What to do
Pick out each line in these entries that contains the string "exception".

Records provided
_ _ _
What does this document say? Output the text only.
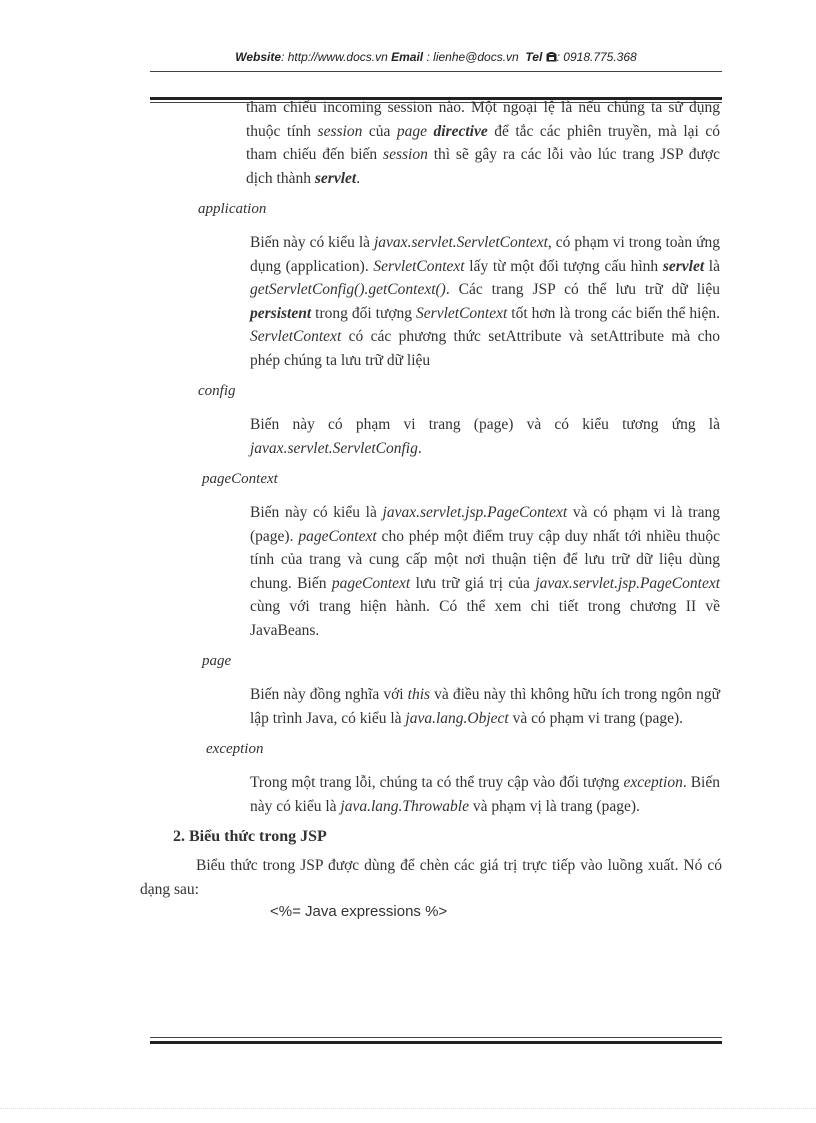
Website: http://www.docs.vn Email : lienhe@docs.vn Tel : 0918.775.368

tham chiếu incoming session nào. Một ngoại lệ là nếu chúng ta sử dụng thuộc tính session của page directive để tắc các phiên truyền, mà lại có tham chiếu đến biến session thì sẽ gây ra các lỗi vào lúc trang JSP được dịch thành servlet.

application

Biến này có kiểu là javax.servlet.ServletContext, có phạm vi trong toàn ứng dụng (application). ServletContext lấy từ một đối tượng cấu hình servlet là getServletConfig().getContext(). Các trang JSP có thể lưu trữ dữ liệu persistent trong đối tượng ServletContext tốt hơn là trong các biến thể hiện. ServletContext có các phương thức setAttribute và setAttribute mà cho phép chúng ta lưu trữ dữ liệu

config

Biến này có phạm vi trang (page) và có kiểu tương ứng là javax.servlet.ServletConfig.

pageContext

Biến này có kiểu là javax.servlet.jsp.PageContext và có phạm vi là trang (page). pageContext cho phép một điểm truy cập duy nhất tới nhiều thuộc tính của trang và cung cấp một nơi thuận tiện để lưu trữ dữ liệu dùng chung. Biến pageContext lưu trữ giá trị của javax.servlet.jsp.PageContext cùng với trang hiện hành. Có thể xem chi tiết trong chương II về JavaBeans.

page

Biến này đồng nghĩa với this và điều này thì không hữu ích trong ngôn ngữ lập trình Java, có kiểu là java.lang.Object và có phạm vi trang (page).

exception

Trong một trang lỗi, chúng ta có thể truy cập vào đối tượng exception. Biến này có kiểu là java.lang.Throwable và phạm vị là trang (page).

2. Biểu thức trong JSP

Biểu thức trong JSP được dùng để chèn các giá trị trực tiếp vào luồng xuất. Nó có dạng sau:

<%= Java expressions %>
_ _ _
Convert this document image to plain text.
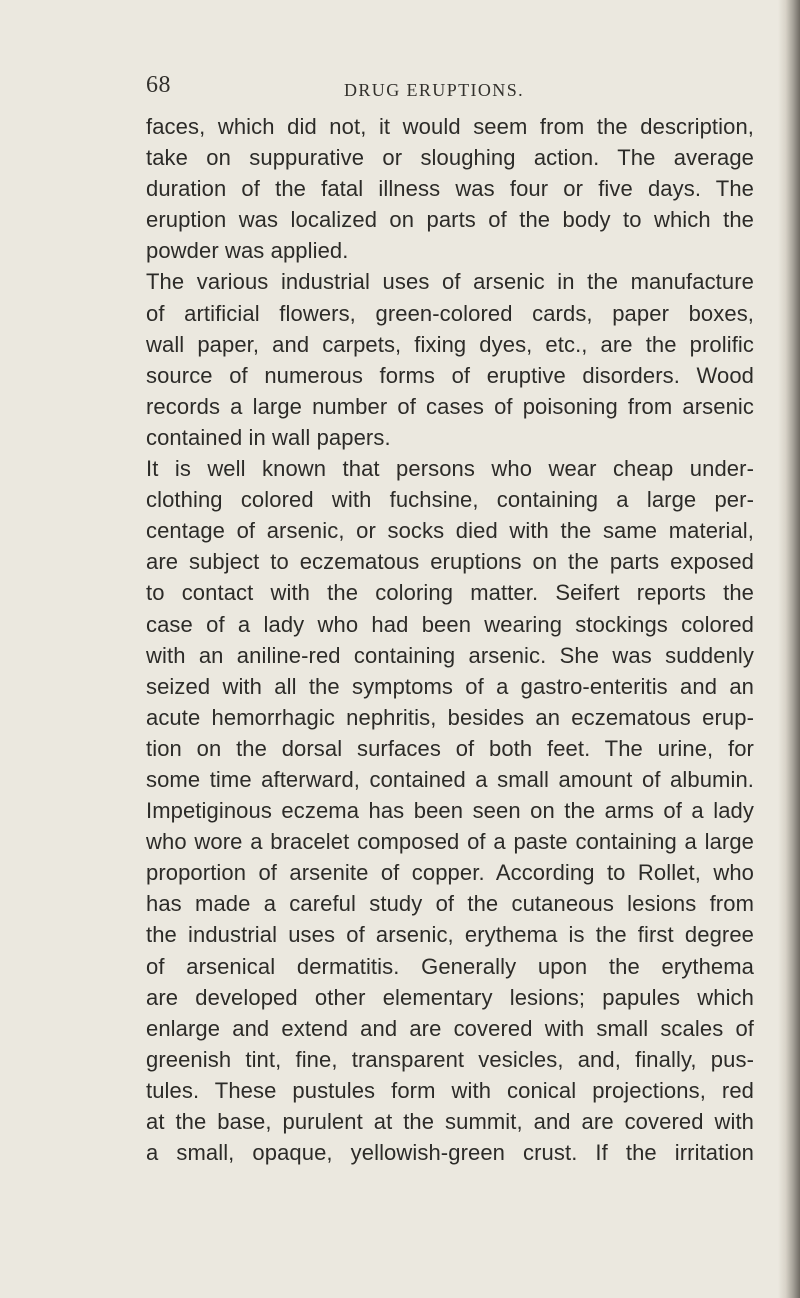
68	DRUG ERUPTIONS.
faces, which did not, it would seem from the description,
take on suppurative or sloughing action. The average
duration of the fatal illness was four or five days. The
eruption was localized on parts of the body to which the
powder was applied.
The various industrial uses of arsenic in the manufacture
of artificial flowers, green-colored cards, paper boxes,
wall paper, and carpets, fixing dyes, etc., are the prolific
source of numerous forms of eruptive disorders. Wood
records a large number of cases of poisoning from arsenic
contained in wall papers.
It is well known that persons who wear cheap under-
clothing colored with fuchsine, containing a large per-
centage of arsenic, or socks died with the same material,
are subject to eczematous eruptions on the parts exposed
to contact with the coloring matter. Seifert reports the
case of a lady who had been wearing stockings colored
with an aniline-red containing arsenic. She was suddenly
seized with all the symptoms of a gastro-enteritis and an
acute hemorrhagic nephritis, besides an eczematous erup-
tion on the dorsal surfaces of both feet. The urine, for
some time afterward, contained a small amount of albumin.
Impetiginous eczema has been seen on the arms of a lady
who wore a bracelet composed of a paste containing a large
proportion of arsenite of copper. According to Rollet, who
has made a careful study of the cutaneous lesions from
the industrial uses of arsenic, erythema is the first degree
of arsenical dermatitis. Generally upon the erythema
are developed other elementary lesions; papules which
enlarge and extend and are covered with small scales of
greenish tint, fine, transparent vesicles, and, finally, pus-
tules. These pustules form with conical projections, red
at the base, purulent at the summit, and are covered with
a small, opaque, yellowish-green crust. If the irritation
_ _ _
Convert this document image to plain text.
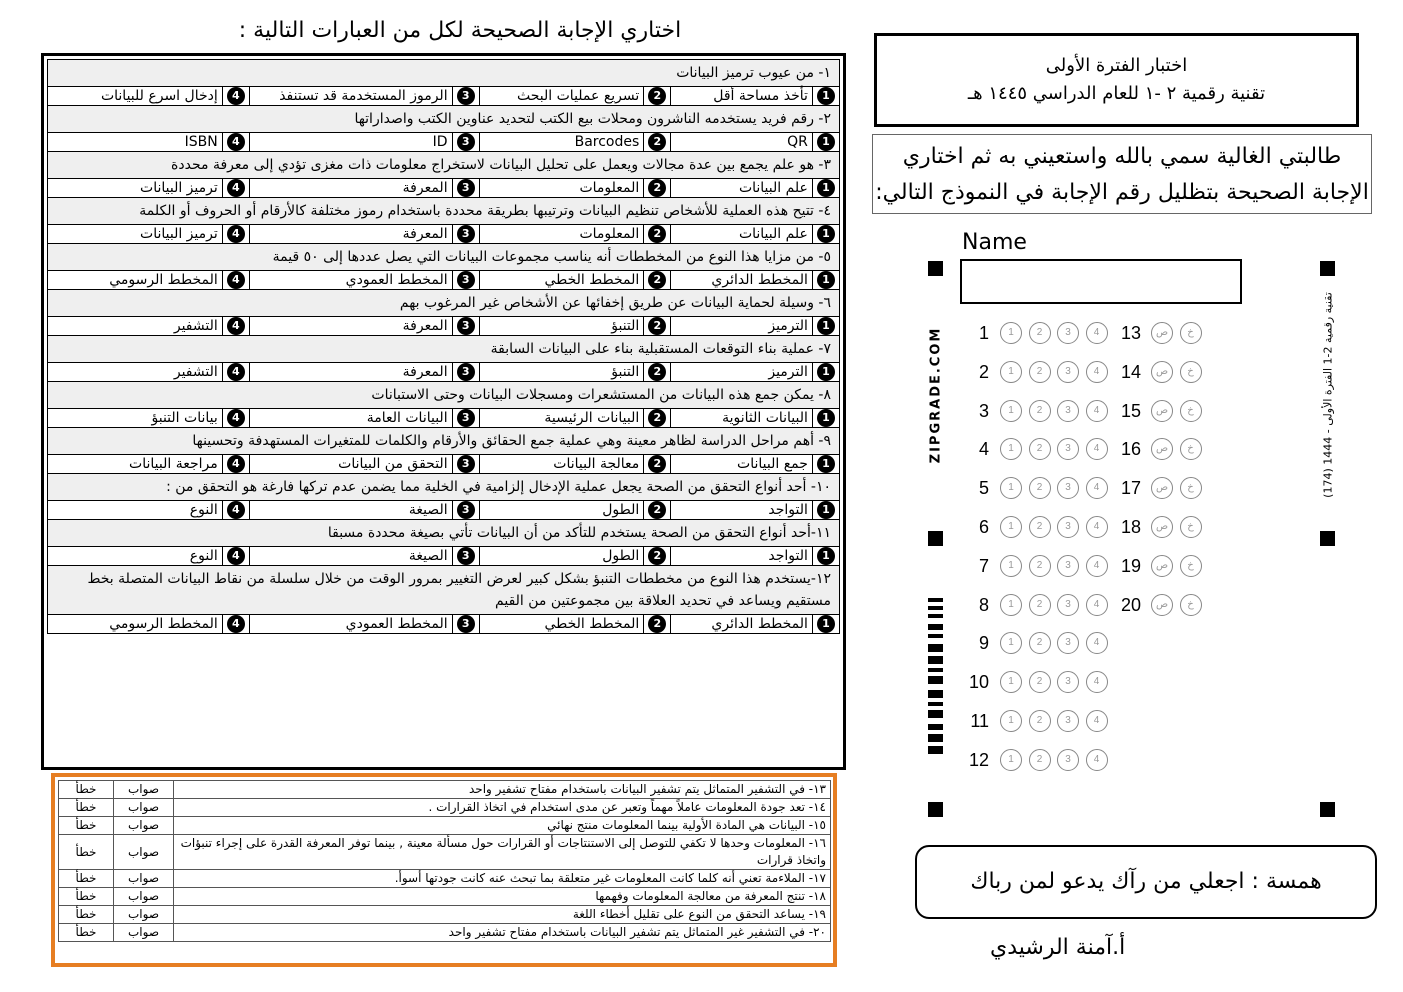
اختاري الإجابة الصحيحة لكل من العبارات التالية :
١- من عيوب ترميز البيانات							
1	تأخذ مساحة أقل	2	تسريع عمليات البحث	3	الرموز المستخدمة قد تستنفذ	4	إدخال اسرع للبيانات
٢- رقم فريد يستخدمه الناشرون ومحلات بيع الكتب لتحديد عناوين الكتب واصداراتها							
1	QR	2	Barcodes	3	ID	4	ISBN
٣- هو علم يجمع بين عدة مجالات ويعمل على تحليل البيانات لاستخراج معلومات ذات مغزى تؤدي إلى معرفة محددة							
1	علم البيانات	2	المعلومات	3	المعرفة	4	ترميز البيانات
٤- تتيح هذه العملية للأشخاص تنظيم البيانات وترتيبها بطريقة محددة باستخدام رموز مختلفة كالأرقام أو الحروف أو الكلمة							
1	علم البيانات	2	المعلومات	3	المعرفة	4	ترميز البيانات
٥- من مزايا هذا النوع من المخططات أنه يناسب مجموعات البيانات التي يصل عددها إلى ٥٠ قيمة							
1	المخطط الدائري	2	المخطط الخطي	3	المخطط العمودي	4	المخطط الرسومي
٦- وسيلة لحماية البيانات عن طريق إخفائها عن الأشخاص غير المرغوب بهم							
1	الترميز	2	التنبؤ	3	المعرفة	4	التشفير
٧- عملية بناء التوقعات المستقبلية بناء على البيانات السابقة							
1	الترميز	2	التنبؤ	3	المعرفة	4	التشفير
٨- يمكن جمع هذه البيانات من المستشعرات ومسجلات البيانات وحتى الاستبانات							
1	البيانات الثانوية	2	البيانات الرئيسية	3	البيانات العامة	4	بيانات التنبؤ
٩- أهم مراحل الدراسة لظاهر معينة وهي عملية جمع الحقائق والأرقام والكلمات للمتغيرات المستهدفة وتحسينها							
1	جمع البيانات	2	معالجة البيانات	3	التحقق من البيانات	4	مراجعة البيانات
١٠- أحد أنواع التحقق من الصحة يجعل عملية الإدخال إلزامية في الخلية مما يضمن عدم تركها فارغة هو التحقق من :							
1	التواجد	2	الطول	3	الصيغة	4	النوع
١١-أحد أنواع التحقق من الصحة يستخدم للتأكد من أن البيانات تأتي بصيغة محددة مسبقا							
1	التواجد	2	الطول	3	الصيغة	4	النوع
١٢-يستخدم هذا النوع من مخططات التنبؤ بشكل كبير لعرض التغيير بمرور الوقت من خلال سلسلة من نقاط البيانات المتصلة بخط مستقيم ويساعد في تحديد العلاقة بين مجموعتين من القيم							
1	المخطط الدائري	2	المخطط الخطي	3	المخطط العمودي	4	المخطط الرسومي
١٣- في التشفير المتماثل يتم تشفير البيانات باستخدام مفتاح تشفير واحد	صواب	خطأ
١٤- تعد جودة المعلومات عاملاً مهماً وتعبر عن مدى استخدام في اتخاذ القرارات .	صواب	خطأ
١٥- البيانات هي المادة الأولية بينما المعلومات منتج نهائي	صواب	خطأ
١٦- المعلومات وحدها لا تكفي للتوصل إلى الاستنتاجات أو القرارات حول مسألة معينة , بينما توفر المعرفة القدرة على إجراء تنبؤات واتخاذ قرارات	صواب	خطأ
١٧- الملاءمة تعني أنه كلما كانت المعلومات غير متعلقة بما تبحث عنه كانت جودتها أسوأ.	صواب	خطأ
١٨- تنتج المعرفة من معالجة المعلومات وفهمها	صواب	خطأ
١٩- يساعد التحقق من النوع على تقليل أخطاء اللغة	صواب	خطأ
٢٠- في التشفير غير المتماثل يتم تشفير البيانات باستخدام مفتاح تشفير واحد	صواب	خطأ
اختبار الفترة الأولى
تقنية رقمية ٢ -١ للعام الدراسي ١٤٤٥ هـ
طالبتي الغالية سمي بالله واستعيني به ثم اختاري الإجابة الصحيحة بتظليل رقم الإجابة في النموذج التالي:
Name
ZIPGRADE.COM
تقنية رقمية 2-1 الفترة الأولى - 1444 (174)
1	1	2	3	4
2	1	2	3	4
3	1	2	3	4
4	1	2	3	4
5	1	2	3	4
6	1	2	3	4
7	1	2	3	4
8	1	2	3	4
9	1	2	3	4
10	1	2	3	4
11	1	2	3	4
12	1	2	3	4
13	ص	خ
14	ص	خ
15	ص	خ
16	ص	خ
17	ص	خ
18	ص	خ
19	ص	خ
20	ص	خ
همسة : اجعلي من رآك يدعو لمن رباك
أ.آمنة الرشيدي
_ _ _
Answer to this task
exception
Trong một trang lỗi, chúng ta có thể truy cập vào đối tượng exception. Biến này có kiểu là java.lang.Throwable và phạm vị là trang (page).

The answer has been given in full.